Return the lines below that carry the word "Traité".

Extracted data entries
━━━
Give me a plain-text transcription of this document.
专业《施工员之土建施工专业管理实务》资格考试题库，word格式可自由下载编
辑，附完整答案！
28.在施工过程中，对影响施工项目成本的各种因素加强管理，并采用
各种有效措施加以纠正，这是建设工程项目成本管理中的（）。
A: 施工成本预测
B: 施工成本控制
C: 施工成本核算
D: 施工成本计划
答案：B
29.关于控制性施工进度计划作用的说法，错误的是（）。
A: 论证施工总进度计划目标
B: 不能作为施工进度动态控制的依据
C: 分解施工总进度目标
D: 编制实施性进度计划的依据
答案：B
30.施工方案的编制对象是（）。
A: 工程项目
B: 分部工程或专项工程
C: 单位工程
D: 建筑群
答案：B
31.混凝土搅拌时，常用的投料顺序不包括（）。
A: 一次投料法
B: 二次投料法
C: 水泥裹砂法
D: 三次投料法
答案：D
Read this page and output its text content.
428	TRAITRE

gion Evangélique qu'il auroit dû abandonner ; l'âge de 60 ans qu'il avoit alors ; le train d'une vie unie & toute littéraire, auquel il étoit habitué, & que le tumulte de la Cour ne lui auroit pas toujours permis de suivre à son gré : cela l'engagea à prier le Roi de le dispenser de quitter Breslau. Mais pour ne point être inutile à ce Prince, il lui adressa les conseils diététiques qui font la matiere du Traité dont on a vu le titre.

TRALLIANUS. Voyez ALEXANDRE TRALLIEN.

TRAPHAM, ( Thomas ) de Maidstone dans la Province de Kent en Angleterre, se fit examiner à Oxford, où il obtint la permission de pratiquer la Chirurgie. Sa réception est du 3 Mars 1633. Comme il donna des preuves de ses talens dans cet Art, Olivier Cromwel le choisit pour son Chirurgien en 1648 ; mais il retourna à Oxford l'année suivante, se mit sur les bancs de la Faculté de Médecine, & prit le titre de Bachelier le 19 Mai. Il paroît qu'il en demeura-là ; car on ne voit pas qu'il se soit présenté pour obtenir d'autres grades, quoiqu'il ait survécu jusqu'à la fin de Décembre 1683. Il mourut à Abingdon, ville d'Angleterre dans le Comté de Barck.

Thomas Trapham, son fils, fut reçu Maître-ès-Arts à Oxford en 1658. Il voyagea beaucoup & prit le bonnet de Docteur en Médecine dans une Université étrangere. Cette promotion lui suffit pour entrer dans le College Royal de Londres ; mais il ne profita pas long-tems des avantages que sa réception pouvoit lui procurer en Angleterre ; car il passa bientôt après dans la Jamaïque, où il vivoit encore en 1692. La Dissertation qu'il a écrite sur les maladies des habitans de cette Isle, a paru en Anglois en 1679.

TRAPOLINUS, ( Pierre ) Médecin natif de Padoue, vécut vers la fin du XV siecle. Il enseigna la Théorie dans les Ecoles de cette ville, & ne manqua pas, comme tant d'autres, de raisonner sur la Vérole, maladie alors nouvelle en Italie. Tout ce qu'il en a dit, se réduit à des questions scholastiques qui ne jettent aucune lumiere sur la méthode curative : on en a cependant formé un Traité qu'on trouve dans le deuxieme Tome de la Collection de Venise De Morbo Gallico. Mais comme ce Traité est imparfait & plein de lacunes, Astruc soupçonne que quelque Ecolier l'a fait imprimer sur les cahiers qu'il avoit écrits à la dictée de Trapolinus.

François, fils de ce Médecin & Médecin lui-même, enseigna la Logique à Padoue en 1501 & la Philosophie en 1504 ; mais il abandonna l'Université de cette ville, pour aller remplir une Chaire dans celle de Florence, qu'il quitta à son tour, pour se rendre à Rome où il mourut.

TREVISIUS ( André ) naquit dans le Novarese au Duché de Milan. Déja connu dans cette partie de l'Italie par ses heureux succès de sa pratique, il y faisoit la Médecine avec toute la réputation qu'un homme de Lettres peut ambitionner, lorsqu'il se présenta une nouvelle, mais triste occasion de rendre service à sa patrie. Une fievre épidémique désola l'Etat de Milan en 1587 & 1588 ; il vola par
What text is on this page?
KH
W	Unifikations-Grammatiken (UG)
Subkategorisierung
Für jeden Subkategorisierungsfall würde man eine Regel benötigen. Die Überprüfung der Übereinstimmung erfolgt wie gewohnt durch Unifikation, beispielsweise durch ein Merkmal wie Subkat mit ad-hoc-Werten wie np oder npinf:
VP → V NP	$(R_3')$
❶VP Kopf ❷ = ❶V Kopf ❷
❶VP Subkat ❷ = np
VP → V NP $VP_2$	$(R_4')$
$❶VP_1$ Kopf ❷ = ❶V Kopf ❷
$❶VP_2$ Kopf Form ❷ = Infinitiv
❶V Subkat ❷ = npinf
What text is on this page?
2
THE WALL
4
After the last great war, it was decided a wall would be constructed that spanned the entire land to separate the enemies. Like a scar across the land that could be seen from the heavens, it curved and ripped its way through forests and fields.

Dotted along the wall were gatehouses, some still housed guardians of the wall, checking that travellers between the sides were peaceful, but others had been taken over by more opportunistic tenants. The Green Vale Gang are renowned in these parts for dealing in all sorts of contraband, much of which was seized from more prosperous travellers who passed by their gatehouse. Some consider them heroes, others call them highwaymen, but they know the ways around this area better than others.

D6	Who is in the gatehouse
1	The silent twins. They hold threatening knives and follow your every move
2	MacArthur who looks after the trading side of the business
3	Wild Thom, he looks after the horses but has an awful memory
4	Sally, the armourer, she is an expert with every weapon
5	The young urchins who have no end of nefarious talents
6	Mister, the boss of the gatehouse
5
━━━
_Task answer_:
gion Evangélique qu'il auroit dû abandonner ; l'âge de 60 ans qu'il avoit alors ; le train d'une vie unie & toute littéraire, auquel il étoit habitué, & que le tumulte de la Cour ne lui auroit pas toujours permis de suivre à son gré : cela l'engagea à prier le Roi de le dispenser de quitter Breslau. Mais pour ne point être inutile à ce Prince, il lui adressa les conseils diététiques qui font la matiere du Traité dont on a vu le titre.
TRAPOLINUS, ( Pierre ) Médecin natif de Padoue, vécut vers la fin du XV siecle. Il enseigna la Théorie dans les Ecoles de cette ville, & ne manqua pas, comme tant d'autres, de raisonner sur la Vérole, maladie alors nouvelle en Italie. Tout ce qu'il en a dit, se réduit à des questions scholastiques qui ne jettent aucune lumiere sur la méthode curative : on en a cependant formé un Traité qu'on trouve dans le deuxieme Tome de la Collection de Venise De Morbo Gallico. Mais comme ce Traité est imparfait & plein de lacunes, Astruc soupçonne que quelque Ecolier l'a fait imprimer sur les cahiers qu'il avoit écrits à la dictée de Trapolinus.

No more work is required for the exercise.